- _Direction_
Print all of the lines below without any changes.

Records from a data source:
• • • • • • •

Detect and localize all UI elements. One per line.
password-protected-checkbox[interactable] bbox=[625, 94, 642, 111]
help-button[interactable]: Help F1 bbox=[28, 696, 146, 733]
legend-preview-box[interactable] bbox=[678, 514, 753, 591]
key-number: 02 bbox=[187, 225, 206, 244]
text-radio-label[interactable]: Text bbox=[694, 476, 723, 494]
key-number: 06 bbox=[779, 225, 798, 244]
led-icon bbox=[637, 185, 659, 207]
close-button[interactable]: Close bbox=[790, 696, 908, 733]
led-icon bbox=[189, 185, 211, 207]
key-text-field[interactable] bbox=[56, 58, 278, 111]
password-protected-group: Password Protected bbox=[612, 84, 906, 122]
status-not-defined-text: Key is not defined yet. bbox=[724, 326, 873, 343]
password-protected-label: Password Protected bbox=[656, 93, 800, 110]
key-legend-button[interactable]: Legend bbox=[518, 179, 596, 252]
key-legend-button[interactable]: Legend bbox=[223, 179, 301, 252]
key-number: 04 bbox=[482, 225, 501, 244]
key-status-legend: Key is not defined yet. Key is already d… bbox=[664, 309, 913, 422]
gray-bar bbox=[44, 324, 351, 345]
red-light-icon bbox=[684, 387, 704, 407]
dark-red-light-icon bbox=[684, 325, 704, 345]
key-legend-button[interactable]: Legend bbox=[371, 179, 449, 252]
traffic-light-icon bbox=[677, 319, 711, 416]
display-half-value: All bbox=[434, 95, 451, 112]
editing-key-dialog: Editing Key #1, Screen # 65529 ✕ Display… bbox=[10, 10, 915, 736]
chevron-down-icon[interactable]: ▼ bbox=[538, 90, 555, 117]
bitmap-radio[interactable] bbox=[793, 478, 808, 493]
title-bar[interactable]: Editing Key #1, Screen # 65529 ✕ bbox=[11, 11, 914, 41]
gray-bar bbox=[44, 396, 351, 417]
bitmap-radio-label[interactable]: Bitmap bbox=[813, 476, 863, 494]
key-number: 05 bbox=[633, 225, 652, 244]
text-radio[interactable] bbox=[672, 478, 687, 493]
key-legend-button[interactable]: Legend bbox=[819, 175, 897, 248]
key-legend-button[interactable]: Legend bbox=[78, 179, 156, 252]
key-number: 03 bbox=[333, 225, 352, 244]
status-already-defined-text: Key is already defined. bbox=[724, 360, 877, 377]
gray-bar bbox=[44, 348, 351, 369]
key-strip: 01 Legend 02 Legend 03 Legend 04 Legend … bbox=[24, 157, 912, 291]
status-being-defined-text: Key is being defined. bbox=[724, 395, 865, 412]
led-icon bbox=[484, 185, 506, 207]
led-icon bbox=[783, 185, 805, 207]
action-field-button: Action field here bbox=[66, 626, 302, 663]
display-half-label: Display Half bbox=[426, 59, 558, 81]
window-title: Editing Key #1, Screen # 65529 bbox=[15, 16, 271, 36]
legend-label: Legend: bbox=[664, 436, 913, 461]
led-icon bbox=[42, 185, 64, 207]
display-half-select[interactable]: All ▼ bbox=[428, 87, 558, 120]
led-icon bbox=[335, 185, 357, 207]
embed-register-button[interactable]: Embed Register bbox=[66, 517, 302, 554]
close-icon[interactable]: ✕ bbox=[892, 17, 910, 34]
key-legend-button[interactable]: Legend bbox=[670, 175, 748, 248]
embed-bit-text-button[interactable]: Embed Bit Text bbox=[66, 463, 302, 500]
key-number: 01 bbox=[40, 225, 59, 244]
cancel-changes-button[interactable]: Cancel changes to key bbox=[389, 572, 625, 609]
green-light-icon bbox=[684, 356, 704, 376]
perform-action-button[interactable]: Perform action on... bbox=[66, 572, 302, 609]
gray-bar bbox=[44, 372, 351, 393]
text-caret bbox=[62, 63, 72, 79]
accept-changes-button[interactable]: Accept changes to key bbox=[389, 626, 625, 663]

• • • • • • •

- _Answer for this exercise_
Detect and localize all UI elements. One per line.
password-protected-checkbox[interactable] bbox=[625, 94, 642, 111]
help-button[interactable]: Help F1 bbox=[28, 696, 146, 733]
legend-preview-box[interactable] bbox=[678, 514, 753, 591]
key-number: 02 bbox=[187, 225, 206, 244]
text-radio-label[interactable]: Text bbox=[694, 476, 723, 494]
key-number: 06 bbox=[779, 225, 798, 244]
led-icon bbox=[637, 185, 659, 207]
close-button[interactable]: Close bbox=[790, 696, 908, 733]
led-icon bbox=[189, 185, 211, 207]
key-text-field[interactable] bbox=[56, 58, 278, 111]
password-protected-group: Password Protected bbox=[612, 84, 906, 122]
status-not-defined-text: Key is not defined yet. bbox=[724, 326, 873, 343]
password-protected-label: Password Protected bbox=[656, 93, 800, 110]
key-legend-button[interactable]: Legend bbox=[518, 179, 596, 252]
key-legend-button[interactable]: Legend bbox=[223, 179, 301, 252]
key-number: 04 bbox=[482, 225, 501, 244]
key-status-legend: Key is not defined yet. Key is already d… bbox=[664, 309, 913, 422]
gray-bar bbox=[44, 324, 351, 345]
red-light-icon bbox=[684, 387, 704, 407]
dark-red-light-icon bbox=[684, 325, 704, 345]
key-legend-button[interactable]: Legend bbox=[371, 179, 449, 252]
traffic-light-icon bbox=[677, 319, 711, 416]
display-half-value: All bbox=[434, 95, 451, 112]
editing-key-dialog: Editing Key #1, Screen # 65529 ✕ Display… bbox=[10, 10, 915, 736]
chevron-down-icon[interactable]: ▼ bbox=[538, 90, 555, 117]
bitmap-radio[interactable] bbox=[793, 478, 808, 493]
title-bar[interactable]: Editing Key #1, Screen # 65529 ✕ bbox=[11, 11, 914, 41]
gray-bar bbox=[44, 396, 351, 417]
bitmap-radio-label[interactable]: Bitmap bbox=[813, 476, 863, 494]
key-number: 05 bbox=[633, 225, 652, 244]
text-radio[interactable] bbox=[672, 478, 687, 493]
key-legend-button[interactable]: Legend bbox=[819, 175, 897, 248]
key-legend-button[interactable]: Legend bbox=[78, 179, 156, 252]
key-number: 03 bbox=[333, 225, 352, 244]
status-already-defined-text: Key is already defined. bbox=[724, 360, 877, 377]
gray-bar bbox=[44, 348, 351, 369]
key-strip: 01 Legend 02 Legend 03 Legend 04 Legend … bbox=[24, 157, 912, 291]
status-being-defined-text: Key is being defined. bbox=[724, 395, 865, 412]
led-icon bbox=[484, 185, 506, 207]
led-icon bbox=[783, 185, 805, 207]
action-field-button: Action field here bbox=[66, 626, 302, 663]
display-half-label: Display Half bbox=[426, 59, 558, 81]
window-title: Editing Key #1, Screen # 65529 bbox=[15, 16, 271, 36]
legend-label: Legend: bbox=[664, 436, 913, 461]
led-icon bbox=[42, 185, 64, 207]
display-half-select[interactable]: All ▼ bbox=[428, 87, 558, 120]
led-icon bbox=[335, 185, 357, 207]
embed-register-button[interactable]: Embed Register bbox=[66, 517, 302, 554]
close-icon[interactable]: ✕ bbox=[892, 17, 910, 34]
key-legend-button[interactable]: Legend bbox=[670, 175, 748, 248]
embed-bit-text-button[interactable]: Embed Bit Text bbox=[66, 463, 302, 500]
key-number: 01 bbox=[40, 225, 59, 244]
cancel-changes-button[interactable]: Cancel changes to key bbox=[389, 572, 625, 609]
green-light-icon bbox=[684, 356, 704, 376]
perform-action-button[interactable]: Perform action on... bbox=[66, 572, 302, 609]
gray-bar bbox=[44, 372, 351, 393]
text-caret bbox=[62, 63, 72, 79]
accept-changes-button[interactable]: Accept changes to key bbox=[389, 626, 625, 663]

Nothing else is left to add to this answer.